------ INFORMATION GIVEN

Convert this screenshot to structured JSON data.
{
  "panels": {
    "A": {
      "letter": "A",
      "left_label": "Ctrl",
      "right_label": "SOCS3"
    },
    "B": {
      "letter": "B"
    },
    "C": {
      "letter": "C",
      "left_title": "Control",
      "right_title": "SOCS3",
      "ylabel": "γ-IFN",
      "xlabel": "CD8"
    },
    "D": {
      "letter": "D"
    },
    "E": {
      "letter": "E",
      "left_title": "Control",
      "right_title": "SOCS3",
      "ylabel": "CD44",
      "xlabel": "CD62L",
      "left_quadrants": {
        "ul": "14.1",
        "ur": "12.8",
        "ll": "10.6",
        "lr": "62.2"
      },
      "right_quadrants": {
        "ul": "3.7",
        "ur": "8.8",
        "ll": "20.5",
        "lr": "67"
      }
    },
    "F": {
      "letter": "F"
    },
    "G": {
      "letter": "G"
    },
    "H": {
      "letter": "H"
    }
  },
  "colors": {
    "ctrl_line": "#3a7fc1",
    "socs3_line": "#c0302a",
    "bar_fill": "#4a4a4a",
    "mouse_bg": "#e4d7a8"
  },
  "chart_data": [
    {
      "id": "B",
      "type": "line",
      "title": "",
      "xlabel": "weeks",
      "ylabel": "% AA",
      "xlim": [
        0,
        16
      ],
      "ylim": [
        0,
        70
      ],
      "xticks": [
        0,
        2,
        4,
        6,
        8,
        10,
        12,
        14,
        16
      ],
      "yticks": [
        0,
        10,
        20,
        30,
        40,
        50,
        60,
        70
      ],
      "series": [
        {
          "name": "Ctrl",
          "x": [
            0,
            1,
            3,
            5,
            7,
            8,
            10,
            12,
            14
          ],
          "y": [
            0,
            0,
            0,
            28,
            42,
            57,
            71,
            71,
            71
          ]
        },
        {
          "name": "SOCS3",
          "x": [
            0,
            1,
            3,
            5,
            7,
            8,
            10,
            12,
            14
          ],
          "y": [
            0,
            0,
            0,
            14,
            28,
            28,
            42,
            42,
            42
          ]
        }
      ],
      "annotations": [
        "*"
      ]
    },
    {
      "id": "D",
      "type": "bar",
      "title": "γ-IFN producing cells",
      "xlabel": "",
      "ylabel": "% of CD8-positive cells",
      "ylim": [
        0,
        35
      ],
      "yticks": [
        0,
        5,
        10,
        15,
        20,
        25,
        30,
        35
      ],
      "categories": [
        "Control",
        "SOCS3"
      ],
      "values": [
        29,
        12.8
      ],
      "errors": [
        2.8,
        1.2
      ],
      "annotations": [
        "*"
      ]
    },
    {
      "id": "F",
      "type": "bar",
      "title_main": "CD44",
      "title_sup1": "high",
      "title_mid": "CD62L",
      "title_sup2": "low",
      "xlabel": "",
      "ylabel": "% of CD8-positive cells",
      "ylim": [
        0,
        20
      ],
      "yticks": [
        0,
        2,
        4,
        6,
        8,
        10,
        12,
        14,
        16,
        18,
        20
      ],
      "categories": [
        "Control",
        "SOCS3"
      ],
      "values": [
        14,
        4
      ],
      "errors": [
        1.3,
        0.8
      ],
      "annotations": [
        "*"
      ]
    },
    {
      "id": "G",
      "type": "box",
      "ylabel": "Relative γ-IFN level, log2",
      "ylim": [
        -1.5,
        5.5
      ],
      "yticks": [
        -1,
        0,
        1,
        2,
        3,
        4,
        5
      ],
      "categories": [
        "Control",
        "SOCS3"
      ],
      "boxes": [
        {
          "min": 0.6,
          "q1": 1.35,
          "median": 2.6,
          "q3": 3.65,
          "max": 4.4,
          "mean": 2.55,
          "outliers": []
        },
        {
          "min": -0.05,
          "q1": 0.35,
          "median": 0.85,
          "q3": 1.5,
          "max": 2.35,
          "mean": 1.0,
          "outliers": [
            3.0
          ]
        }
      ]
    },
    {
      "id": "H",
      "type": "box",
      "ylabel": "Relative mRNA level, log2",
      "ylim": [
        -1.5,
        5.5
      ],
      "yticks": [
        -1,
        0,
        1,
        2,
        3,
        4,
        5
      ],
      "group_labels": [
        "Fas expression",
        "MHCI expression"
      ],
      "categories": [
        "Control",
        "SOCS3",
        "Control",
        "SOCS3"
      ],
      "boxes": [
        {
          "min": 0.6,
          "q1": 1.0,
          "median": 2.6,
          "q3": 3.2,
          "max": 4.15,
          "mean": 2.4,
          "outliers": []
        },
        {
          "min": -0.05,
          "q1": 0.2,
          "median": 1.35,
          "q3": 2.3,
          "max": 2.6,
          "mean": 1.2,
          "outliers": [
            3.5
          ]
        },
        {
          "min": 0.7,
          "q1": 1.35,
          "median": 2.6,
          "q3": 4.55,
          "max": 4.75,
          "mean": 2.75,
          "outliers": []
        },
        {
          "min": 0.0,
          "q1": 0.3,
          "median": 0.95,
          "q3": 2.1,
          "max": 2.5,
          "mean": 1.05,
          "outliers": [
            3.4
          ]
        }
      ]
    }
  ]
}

------------

[PROBLEM TO WORK ON]
Word for word, reproduce every line of the data.

[EXERCISE RESULT]
Convert this screenshot to structured JSON data.
{
  "panels": {
    "A": {
      "letter": "A",
      "left_label": "Ctrl",
      "right_label": "SOCS3"
    },
    "B": {
      "letter": "B"
    },
    "C": {
      "letter": "C",
      "left_title": "Control",
      "right_title": "SOCS3",
      "ylabel": "γ-IFN",
      "xlabel": "CD8"
    },
    "D": {
      "letter": "D"
    },
    "E": {
      "letter": "E",
      "left_title": "Control",
      "right_title": "SOCS3",
      "ylabel": "CD44",
      "xlabel": "CD62L",
      "left_quadrants": {
        "ul": "14.1",
        "ur": "12.8",
        "ll": "10.6",
        "lr": "62.2"
      },
      "right_quadrants": {
        "ul": "3.7",
        "ur": "8.8",
        "ll": "20.5",
        "lr": "67"
      }
    },
    "F": {
      "letter": "F"
    },
    "G": {
      "letter": "G"
    },
    "H": {
      "letter": "H"
    }
  },
  "colors": {
    "ctrl_line": "#3a7fc1",
    "socs3_line": "#c0302a",
    "bar_fill": "#4a4a4a",
    "mouse_bg": "#e4d7a8"
  },
  "chart_data": [
    {
      "id": "B",
      "type": "line",
      "title": "",
      "xlabel": "weeks",
      "ylabel": "% AA",
      "xlim": [
        0,
        16
      ],
      "ylim": [
        0,
        70
      ],
      "xticks": [
        0,
        2,
        4,
        6,
        8,
        10,
        12,
        14,
        16
      ],
      "yticks": [
        0,
        10,
        20,
        30,
        40,
        50,
        60,
        70
      ],
      "series": [
        {
          "name": "Ctrl",
          "x": [
            0,
            1,
            3,
            5,
            7,
            8,
            10,
            12,
            14
          ],
          "y": [
            0,
            0,
            0,
            28,
            42,
            57,
            71,
            71,
            71
          ]
        },
        {
          "name": "SOCS3",
          "x": [
            0,
            1,
            3,
            5,
            7,
            8,
            10,
            12,
            14
          ],
          "y": [
            0,
            0,
            0,
            14,
            28,
            28,
            42,
            42,
            42
          ]
        }
      ],
      "annotations": [
        "*"
      ]
    },
    {
      "id": "D",
      "type": "bar",
      "title": "γ-IFN producing cells",
      "xlabel": "",
      "ylabel": "% of CD8-positive cells",
      "ylim": [
        0,
        35
      ],
      "yticks": [
        0,
        5,
        10,
        15,
        20,
        25,
        30,
        35
      ],
      "categories": [
        "Control",
        "SOCS3"
      ],
      "values": [
        29,
        12.8
      ],
      "errors": [
        2.8,
        1.2
      ],
      "annotations": [
        "*"
      ]
    },
    {
      "id": "F",
      "type": "bar",
      "title_main": "CD44",
      "title_sup1": "high",
      "title_mid": "CD62L",
      "title_sup2": "low",
      "xlabel": "",
      "ylabel": "% of CD8-positive cells",
      "ylim": [
        0,
        20
      ],
      "yticks": [
        0,
        2,
        4,
        6,
        8,
        10,
        12,
        14,
        16,
        18,
        20
      ],
      "categories": [
        "Control",
        "SOCS3"
      ],
      "values": [
        14,
        4
      ],
      "errors": [
        1.3,
        0.8
      ],
      "annotations": [
        "*"
      ]
    },
    {
      "id": "G",
      "type": "box",
      "ylabel": "Relative γ-IFN level, log2",
      "ylim": [
        -1.5,
        5.5
      ],
      "yticks": [
        -1,
        0,
        1,
        2,
        3,
        4,
        5
      ],
      "categories": [
        "Control",
        "SOCS3"
      ],
      "boxes": [
        {
          "min": 0.6,
          "q1": 1.35,
          "median": 2.6,
          "q3": 3.65,
          "max": 4.4,
          "mean": 2.55,
          "outliers": []
        },
        {
          "min": -0.05,
          "q1": 0.35,
          "median": 0.85,
          "q3": 1.5,
          "max": 2.35,
          "mean": 1.0,
          "outliers": [
            3.0
          ]
        }
      ]
    },
    {
      "id": "H",
      "type": "box",
      "ylabel": "Relative mRNA level, log2",
      "ylim": [
        -1.5,
        5.5
      ],
      "yticks": [
        -1,
        0,
        1,
        2,
        3,
        4,
        5
      ],
      "group_labels": [
        "Fas expression",
        "MHCI expression"
      ],
      "categories": [
        "Control",
        "SOCS3",
        "Control",
        "SOCS3"
      ],
      "boxes": [
        {
          "min": 0.6,
          "q1": 1.0,
          "median": 2.6,
          "q3": 3.2,
          "max": 4.15,
          "mean": 2.4,
          "outliers": []
        },
        {
          "min": -0.05,
          "q1": 0.2,
          "median": 1.35,
          "q3": 2.3,
          "max": 2.6,
          "mean": 1.2,
          "outliers": [
            3.5
          ]
        },
        {
          "min": 0.7,
          "q1": 1.35,
          "median": 2.6,
          "q3": 4.55,
          "max": 4.75,
          "mean": 2.75,
          "outliers": []
        },
        {
          "min": 0.0,
          "q1": 0.3,
          "median": 0.95,
          "q3": 2.1,
          "max": 2.5,
          "mean": 1.05,
          "outliers": [
            3.4
          ]
        }
      ]
    }
  ]
}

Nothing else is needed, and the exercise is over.